| Job |
Copy every line in the records below that contains the string "subtitle".

>> start Material provided

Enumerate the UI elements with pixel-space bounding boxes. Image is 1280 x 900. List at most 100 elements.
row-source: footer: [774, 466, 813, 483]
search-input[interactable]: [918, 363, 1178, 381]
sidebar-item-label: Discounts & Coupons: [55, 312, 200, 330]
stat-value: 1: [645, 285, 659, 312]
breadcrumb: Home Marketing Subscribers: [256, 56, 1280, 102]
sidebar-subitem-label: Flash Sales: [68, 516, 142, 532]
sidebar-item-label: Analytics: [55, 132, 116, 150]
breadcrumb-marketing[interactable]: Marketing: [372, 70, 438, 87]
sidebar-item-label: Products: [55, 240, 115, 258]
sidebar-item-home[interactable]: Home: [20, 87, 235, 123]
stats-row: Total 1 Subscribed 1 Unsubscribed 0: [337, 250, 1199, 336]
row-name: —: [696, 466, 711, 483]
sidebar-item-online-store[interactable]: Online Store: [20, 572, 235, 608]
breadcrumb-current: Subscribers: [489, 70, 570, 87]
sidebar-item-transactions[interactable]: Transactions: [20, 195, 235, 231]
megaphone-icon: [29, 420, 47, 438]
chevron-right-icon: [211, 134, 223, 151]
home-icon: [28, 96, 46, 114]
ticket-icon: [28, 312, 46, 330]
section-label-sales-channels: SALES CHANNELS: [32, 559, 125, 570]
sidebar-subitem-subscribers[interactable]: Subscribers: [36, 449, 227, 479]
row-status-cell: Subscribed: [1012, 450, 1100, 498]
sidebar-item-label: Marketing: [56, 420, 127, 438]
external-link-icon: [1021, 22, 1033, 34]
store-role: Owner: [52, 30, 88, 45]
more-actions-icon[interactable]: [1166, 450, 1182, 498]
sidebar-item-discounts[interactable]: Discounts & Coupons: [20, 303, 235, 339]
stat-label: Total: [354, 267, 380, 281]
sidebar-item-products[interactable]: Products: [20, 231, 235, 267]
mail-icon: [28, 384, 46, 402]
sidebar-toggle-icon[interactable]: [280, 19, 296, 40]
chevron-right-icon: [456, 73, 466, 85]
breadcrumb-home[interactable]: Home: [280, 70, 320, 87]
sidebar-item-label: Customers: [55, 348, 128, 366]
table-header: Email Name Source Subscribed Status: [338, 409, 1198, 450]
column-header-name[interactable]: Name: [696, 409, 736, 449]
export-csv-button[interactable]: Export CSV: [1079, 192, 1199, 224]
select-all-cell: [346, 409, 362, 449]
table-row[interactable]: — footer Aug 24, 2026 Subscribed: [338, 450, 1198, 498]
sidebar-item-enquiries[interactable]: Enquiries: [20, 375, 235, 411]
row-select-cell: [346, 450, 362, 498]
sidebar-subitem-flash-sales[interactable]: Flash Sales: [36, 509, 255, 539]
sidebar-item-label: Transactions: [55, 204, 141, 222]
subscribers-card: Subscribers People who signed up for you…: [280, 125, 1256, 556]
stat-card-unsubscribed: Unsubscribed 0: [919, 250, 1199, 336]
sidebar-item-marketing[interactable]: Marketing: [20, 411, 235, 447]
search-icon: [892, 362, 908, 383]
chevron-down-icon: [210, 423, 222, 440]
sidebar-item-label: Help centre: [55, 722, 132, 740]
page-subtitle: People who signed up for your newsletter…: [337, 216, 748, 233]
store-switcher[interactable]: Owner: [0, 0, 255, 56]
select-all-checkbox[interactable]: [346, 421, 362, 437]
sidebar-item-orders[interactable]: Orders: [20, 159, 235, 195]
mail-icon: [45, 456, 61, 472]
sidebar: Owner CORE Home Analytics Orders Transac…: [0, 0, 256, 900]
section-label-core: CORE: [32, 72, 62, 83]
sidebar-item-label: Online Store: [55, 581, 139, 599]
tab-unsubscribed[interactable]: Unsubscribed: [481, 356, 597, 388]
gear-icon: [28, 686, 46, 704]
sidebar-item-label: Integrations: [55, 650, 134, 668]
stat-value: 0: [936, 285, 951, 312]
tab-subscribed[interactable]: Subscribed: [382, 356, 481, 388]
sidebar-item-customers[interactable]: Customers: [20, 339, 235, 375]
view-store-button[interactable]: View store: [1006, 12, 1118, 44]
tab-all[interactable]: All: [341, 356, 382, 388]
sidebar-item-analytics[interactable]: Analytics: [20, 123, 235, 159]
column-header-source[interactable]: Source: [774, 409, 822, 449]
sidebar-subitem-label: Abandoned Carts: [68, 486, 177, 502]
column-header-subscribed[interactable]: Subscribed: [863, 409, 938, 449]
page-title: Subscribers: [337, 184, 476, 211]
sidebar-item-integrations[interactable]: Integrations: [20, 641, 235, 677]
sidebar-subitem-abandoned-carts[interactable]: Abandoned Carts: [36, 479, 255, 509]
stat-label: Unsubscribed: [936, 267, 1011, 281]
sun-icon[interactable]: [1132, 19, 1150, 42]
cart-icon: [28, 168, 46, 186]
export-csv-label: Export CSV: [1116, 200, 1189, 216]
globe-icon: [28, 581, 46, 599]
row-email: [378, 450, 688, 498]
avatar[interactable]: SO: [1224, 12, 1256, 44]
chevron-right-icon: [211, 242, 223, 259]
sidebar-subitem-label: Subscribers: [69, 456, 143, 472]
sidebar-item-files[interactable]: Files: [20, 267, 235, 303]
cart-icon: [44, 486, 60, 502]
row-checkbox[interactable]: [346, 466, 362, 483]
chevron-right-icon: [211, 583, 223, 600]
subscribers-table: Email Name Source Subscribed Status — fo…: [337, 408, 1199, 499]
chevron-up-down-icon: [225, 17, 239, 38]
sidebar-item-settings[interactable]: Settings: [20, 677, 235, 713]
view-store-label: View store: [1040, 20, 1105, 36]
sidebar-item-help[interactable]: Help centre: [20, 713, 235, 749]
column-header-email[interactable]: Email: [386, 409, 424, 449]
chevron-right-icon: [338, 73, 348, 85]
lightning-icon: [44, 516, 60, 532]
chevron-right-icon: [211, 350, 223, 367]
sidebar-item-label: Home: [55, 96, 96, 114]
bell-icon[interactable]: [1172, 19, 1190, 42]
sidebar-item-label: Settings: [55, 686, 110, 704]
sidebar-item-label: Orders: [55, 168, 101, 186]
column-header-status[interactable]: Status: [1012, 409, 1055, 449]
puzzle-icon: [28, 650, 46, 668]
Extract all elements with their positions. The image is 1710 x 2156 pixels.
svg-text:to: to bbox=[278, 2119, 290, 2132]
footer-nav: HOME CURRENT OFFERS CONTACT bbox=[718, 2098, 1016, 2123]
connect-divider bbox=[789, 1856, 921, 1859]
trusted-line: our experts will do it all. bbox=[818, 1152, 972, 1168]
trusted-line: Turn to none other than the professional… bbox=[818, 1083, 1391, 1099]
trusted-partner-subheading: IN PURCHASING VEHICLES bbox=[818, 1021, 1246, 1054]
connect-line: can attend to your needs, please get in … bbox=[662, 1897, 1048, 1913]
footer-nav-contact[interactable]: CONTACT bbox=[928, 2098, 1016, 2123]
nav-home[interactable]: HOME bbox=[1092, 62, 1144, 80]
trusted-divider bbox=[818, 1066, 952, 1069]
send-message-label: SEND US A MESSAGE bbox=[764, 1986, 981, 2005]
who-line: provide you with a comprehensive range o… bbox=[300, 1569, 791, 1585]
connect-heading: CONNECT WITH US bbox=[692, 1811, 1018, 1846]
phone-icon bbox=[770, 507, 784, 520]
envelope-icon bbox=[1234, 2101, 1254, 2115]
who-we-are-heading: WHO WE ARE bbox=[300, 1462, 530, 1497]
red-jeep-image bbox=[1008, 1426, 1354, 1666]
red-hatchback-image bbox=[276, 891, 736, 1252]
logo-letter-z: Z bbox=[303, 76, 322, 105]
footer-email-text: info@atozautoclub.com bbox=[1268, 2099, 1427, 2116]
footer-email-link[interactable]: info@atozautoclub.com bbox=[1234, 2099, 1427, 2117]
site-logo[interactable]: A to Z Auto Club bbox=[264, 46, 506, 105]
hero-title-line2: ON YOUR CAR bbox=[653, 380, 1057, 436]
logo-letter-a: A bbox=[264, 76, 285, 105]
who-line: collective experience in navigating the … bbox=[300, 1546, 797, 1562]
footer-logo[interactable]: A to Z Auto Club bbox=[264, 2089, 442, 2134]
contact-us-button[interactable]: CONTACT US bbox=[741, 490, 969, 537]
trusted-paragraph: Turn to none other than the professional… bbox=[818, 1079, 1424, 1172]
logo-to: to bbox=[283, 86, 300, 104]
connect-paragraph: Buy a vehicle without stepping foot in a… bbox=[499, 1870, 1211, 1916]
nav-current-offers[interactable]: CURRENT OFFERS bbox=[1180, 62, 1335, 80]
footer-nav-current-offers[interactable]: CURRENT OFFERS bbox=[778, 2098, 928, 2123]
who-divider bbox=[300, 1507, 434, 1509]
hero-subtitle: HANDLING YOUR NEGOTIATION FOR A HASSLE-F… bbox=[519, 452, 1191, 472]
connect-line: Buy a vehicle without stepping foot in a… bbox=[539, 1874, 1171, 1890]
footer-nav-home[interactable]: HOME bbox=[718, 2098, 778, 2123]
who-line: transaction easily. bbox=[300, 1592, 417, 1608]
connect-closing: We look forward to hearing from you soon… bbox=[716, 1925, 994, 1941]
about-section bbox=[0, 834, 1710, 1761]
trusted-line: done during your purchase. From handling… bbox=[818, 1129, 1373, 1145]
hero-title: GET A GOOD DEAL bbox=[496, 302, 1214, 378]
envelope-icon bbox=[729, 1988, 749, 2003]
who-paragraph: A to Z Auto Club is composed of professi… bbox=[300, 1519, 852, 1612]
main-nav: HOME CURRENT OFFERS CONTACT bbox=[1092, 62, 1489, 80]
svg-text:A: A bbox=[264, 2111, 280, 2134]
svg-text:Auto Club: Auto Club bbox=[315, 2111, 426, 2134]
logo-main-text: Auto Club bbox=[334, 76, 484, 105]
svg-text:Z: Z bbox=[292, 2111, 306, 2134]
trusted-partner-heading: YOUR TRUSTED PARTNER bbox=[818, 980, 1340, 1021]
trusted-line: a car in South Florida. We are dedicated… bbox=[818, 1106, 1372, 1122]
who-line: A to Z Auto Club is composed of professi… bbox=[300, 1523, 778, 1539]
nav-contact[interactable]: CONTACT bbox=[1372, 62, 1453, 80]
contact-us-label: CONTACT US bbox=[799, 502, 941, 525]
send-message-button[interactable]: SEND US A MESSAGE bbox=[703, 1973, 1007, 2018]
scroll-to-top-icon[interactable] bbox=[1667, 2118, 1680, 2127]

>> end Material provided

| Solution to this task |
page-subtitle: People who signed up for your newsletter…: [337, 216, 748, 233]
hero-subtitle: HANDLING YOUR NEGOTIATION FOR A HASSLE-F… bbox=[519, 452, 1191, 472]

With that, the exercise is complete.